■ Short task: Among the lines below, list those containing the string "name".

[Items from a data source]
☆ ☆ ☆ ☆

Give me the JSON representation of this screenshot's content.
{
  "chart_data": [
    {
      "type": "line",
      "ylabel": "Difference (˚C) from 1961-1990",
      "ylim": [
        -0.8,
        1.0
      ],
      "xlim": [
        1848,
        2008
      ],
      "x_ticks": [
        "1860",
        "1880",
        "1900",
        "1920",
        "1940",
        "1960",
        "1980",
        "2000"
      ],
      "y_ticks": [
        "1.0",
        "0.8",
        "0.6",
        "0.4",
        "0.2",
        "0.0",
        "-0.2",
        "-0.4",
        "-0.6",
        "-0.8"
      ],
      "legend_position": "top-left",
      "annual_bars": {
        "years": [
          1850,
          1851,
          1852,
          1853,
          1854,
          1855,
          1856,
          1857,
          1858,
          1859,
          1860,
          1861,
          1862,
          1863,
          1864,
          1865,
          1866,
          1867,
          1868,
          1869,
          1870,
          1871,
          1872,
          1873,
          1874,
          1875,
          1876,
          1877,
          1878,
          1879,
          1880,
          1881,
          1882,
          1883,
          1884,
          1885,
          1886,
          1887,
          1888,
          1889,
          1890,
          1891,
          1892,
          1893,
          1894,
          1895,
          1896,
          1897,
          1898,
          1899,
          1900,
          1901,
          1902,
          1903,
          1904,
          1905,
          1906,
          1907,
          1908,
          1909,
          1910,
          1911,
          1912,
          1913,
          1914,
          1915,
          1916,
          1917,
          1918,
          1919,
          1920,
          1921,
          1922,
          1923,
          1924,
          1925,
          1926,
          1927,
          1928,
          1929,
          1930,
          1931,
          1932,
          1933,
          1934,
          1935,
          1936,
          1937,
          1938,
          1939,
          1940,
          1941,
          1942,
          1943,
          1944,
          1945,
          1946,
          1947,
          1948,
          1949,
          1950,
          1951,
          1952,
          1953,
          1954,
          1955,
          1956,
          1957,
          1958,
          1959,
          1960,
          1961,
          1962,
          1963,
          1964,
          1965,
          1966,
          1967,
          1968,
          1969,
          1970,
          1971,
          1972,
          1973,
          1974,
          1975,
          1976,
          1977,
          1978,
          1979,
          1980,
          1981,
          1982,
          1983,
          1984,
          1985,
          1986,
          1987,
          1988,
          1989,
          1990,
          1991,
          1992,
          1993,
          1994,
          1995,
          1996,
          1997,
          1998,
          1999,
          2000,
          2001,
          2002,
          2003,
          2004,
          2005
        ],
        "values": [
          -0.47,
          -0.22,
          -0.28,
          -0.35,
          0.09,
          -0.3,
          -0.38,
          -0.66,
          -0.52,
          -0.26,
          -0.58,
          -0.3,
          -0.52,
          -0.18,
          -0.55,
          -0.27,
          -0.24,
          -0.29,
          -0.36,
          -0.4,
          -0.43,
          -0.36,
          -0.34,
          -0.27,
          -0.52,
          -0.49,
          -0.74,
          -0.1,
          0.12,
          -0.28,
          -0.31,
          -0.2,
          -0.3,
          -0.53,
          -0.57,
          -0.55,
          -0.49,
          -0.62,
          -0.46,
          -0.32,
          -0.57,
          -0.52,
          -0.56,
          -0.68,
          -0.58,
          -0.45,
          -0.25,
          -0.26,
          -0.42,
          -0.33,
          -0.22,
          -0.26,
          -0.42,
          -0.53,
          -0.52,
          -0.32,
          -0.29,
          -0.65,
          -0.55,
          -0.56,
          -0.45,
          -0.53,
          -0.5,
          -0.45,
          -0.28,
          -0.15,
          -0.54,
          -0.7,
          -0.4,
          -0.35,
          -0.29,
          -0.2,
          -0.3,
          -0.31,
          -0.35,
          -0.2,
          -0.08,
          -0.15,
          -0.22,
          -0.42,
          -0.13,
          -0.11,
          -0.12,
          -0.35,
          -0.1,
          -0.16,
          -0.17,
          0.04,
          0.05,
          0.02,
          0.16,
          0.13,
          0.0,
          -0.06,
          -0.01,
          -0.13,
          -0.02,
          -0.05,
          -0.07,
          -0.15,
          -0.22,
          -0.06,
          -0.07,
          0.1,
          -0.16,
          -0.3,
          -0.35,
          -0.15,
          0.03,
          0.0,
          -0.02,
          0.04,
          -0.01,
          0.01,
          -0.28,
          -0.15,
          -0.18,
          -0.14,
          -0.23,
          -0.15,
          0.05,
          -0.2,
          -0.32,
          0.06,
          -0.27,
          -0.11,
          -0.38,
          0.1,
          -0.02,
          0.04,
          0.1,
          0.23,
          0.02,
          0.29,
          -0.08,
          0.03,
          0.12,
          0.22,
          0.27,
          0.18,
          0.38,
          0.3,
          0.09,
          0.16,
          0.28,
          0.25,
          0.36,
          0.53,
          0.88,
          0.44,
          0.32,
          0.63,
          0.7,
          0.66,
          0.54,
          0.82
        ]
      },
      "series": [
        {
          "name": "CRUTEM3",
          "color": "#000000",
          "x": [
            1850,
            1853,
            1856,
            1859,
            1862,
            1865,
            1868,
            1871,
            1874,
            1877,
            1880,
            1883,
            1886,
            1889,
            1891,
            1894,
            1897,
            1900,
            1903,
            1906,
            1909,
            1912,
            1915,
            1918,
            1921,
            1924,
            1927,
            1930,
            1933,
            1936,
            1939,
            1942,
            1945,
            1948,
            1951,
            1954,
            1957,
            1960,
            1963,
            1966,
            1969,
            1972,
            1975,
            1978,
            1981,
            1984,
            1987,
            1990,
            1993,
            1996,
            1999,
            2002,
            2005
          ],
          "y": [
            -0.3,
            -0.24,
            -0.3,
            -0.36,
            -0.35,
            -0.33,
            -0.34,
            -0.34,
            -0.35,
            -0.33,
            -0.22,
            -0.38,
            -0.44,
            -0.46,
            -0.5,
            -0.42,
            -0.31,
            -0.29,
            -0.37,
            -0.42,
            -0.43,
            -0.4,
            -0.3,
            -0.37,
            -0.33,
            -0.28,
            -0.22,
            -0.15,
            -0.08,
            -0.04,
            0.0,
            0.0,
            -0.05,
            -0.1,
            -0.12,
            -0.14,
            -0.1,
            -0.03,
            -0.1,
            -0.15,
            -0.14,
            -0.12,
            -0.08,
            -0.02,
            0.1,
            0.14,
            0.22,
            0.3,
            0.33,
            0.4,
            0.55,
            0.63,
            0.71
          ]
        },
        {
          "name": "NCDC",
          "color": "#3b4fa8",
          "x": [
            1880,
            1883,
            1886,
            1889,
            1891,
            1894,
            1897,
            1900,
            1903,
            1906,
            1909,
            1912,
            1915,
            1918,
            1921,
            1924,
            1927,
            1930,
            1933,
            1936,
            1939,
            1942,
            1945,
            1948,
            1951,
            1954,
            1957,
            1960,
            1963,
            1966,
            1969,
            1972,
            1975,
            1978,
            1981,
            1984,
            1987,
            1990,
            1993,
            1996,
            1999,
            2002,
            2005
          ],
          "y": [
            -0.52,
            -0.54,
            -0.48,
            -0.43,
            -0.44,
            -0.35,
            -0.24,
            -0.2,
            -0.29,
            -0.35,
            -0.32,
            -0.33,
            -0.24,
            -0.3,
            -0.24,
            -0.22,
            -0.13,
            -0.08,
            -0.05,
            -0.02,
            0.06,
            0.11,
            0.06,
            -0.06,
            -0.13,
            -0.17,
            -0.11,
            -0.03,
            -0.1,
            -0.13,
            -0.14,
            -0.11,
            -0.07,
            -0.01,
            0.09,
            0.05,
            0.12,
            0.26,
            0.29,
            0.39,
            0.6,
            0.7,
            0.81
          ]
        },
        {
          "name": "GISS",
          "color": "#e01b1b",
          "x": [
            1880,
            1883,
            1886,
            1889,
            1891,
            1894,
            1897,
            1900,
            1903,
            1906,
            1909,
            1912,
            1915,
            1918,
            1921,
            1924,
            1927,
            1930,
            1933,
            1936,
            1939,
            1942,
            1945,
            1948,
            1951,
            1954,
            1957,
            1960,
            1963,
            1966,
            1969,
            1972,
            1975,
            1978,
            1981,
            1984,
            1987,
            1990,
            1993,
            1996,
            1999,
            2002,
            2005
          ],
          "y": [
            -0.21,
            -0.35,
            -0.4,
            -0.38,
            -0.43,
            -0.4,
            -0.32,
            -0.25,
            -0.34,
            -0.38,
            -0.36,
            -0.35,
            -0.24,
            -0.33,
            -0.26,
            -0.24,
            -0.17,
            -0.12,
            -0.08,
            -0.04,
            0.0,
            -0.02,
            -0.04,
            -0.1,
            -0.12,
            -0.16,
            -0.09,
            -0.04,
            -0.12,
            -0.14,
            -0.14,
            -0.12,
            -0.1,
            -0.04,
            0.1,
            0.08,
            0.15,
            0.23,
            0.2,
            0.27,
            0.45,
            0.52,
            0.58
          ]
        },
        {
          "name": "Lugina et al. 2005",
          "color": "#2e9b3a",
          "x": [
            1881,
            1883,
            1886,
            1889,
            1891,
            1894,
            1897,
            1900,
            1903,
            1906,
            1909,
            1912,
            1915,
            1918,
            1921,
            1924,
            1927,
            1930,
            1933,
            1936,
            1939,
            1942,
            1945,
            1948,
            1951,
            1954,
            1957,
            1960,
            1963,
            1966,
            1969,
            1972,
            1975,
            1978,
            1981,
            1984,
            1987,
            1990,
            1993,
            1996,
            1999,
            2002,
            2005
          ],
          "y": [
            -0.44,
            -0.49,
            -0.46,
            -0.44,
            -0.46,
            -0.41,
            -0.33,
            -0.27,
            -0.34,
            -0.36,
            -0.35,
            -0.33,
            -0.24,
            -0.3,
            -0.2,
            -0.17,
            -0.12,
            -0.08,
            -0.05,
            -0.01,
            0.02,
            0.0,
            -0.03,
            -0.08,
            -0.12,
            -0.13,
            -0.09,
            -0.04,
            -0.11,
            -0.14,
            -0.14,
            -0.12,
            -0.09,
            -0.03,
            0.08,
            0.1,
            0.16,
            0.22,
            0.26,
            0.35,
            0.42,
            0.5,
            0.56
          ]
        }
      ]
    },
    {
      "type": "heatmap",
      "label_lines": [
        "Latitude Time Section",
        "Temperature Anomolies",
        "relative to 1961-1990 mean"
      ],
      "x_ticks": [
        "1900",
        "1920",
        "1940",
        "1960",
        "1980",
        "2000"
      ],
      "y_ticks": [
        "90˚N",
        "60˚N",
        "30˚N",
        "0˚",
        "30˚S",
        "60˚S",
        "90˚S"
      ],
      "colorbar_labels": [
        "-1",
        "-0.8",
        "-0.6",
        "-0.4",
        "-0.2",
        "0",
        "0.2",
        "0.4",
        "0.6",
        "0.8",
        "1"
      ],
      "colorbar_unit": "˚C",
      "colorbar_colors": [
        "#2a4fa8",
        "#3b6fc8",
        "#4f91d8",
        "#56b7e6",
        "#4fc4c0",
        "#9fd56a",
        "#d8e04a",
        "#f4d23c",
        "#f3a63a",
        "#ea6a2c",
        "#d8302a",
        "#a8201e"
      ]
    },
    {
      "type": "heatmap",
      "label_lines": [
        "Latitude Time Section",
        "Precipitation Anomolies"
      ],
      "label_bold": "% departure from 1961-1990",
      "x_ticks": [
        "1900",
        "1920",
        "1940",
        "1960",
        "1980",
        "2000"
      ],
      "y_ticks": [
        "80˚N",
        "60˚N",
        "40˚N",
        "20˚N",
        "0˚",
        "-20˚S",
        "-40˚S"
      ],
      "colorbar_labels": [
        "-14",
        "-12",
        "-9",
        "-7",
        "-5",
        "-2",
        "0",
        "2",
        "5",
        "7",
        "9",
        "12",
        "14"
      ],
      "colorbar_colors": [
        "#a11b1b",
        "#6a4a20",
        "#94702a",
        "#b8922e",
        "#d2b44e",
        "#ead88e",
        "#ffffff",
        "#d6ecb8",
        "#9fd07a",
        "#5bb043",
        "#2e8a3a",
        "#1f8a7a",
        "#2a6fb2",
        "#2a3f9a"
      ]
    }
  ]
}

☆ ☆ ☆ ☆

■ Solution for this exercise:
          "name": "CRUTEM3",
          "name": "NCDC",
          "name": "GISS",
          "name": "Lugina et al. 2005",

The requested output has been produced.